The task ->
Search the material for "America" and show all lines that contain it.

* start Task material *

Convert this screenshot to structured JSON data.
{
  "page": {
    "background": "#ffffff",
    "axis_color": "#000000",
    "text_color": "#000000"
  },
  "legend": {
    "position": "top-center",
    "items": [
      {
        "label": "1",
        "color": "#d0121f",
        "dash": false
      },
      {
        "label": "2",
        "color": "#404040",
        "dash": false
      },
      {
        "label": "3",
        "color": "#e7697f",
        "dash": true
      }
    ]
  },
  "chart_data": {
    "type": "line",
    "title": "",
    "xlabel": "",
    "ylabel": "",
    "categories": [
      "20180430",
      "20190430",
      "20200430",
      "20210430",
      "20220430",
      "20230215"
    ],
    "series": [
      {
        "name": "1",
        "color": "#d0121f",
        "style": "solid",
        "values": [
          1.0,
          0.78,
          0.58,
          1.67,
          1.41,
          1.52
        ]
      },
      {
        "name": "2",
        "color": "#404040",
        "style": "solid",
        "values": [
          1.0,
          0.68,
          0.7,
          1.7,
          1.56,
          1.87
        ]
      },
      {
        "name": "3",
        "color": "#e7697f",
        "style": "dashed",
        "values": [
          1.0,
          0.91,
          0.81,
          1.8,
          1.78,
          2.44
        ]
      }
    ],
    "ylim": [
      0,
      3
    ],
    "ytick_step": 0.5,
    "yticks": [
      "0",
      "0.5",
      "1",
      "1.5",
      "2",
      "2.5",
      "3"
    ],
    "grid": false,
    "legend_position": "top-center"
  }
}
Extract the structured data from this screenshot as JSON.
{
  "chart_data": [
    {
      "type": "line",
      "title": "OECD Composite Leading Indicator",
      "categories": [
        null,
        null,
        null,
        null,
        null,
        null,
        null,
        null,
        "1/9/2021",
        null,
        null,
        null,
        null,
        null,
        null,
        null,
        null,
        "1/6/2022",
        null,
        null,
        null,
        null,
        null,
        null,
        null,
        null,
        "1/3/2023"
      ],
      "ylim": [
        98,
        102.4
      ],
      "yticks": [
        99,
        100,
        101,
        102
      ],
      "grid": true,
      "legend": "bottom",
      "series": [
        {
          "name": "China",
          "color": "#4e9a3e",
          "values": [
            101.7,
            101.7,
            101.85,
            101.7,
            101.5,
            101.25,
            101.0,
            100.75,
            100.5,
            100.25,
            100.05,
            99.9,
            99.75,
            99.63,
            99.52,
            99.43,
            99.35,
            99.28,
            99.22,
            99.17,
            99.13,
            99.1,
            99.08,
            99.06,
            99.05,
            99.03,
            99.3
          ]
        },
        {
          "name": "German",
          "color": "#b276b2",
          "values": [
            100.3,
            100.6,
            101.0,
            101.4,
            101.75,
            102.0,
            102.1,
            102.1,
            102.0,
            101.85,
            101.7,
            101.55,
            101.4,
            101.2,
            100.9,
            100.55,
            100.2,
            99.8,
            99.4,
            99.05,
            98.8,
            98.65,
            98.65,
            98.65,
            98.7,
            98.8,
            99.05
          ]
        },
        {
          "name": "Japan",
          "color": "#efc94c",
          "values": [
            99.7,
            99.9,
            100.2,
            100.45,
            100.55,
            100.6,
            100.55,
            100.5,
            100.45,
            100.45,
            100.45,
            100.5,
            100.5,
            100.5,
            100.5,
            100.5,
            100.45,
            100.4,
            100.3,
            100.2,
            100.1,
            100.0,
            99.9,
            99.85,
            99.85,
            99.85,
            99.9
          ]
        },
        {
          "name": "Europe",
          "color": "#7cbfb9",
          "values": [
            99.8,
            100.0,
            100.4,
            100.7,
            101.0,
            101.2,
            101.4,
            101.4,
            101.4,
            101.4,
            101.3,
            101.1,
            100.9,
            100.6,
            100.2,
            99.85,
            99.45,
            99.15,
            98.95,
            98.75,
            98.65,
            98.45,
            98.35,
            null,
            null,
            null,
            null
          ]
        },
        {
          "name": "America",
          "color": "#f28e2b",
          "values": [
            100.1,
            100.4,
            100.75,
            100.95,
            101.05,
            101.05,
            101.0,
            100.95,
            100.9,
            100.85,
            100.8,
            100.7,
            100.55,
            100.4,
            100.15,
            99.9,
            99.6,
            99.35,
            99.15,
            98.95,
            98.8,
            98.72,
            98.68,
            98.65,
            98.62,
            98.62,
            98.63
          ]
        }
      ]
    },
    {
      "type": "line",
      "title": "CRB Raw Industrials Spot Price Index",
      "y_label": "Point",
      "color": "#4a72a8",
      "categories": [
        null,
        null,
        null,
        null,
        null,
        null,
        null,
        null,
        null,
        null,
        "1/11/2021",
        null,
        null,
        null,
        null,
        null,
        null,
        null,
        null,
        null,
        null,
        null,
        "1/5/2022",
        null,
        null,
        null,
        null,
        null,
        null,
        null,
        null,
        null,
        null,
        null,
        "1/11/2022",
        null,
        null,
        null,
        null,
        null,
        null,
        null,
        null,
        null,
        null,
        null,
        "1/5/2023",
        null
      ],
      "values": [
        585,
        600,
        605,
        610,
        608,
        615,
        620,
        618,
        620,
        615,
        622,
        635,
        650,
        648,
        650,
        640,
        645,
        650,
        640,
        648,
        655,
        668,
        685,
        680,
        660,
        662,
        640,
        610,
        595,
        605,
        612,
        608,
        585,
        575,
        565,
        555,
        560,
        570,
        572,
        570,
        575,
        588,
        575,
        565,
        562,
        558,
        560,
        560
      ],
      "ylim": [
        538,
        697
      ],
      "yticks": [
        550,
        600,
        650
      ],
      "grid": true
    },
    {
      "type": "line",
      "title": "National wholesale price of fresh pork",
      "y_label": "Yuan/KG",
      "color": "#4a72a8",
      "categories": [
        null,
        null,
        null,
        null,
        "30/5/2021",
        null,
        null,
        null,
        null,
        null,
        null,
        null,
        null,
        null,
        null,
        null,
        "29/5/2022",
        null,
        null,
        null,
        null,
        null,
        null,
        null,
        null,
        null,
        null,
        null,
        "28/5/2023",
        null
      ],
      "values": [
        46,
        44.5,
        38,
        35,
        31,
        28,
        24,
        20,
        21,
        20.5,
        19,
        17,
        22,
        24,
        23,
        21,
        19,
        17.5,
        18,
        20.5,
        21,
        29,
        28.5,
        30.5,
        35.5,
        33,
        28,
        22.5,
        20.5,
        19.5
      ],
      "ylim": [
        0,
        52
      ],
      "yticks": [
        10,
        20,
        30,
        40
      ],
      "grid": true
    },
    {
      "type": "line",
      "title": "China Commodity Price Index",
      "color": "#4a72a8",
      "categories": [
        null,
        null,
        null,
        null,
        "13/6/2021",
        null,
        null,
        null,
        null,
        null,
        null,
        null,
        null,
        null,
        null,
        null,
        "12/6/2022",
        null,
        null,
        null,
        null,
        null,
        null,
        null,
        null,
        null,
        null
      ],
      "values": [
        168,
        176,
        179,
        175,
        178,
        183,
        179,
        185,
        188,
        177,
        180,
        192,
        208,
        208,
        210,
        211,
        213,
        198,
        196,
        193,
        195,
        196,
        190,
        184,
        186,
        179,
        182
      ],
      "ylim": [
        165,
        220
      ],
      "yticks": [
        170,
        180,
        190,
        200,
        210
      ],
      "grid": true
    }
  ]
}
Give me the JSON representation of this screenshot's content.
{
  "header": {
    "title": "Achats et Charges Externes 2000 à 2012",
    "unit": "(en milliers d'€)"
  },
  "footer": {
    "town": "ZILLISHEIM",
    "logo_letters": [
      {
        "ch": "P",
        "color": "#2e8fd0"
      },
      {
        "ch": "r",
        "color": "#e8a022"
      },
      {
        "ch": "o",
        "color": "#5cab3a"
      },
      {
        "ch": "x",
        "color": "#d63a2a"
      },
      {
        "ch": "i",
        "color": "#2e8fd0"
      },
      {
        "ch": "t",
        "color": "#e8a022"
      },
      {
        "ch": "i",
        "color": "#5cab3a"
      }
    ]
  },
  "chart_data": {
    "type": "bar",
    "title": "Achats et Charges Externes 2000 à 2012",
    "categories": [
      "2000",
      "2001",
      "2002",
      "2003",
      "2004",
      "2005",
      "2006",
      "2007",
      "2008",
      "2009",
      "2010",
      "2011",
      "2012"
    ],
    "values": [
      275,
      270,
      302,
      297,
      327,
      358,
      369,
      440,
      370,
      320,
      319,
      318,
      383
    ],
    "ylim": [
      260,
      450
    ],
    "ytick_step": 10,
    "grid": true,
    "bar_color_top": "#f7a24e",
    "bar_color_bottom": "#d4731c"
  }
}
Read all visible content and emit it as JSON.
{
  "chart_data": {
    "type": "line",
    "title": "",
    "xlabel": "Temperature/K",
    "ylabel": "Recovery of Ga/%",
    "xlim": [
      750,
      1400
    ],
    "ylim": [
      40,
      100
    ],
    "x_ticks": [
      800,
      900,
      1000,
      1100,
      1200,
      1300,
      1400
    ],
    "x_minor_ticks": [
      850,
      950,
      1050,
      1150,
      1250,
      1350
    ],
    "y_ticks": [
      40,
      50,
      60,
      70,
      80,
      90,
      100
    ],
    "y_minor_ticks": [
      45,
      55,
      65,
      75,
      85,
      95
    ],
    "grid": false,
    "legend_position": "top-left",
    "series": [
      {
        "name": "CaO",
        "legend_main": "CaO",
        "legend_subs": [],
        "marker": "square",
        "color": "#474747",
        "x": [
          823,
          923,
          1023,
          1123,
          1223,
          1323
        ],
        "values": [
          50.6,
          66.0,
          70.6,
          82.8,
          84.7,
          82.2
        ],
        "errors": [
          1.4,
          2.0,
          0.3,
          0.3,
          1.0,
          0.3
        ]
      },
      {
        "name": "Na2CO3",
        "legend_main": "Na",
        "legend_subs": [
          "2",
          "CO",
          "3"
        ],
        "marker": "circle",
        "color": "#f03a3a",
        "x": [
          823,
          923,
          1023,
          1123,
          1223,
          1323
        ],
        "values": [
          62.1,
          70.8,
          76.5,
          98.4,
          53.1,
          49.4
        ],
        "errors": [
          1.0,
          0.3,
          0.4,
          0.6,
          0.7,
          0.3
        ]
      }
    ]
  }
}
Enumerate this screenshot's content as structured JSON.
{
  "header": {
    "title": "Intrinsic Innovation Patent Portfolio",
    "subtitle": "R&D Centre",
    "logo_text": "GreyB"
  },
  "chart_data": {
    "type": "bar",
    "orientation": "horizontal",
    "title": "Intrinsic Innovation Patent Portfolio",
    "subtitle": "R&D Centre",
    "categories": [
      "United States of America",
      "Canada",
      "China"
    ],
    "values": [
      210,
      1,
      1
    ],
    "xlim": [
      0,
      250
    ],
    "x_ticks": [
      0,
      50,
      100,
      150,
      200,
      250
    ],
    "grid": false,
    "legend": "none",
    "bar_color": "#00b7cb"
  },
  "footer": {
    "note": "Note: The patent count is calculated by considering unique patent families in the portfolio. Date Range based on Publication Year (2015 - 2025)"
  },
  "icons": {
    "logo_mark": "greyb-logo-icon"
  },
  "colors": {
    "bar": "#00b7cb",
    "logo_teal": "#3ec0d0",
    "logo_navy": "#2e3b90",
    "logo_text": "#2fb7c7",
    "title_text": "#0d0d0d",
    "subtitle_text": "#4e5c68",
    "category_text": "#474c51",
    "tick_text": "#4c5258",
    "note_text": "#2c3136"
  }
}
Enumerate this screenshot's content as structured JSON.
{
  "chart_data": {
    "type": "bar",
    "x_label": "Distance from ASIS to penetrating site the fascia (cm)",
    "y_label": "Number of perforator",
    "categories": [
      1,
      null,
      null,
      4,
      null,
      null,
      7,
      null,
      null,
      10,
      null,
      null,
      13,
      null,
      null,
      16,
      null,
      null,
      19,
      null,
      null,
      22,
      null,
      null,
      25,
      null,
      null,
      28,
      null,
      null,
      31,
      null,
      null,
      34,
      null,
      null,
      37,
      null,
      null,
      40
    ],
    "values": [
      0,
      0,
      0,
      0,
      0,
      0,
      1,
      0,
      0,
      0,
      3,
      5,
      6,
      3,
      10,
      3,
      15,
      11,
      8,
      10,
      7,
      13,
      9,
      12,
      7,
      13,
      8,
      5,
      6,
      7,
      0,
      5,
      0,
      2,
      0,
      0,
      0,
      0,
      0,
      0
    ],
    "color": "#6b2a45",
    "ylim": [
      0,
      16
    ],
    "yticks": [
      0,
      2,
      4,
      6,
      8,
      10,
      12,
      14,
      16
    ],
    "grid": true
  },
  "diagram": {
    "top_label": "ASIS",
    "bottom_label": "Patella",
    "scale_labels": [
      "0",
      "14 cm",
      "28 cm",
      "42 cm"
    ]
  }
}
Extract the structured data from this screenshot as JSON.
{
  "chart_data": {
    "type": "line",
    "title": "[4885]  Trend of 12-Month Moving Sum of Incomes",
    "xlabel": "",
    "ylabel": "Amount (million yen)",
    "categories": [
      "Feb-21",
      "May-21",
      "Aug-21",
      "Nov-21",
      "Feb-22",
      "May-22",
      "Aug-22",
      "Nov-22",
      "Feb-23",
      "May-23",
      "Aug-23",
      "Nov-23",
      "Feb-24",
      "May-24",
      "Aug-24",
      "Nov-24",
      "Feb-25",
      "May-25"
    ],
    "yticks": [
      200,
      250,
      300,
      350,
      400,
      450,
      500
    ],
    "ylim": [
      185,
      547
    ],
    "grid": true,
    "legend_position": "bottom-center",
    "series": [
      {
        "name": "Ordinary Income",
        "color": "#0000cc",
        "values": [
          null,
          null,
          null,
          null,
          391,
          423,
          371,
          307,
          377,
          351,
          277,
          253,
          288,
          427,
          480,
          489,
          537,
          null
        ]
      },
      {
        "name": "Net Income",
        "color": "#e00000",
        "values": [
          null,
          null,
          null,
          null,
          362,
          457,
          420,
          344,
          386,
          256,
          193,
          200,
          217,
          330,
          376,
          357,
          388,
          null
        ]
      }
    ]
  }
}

* end Task material *

Full answer ->
          "name": "America",
      "United States of America",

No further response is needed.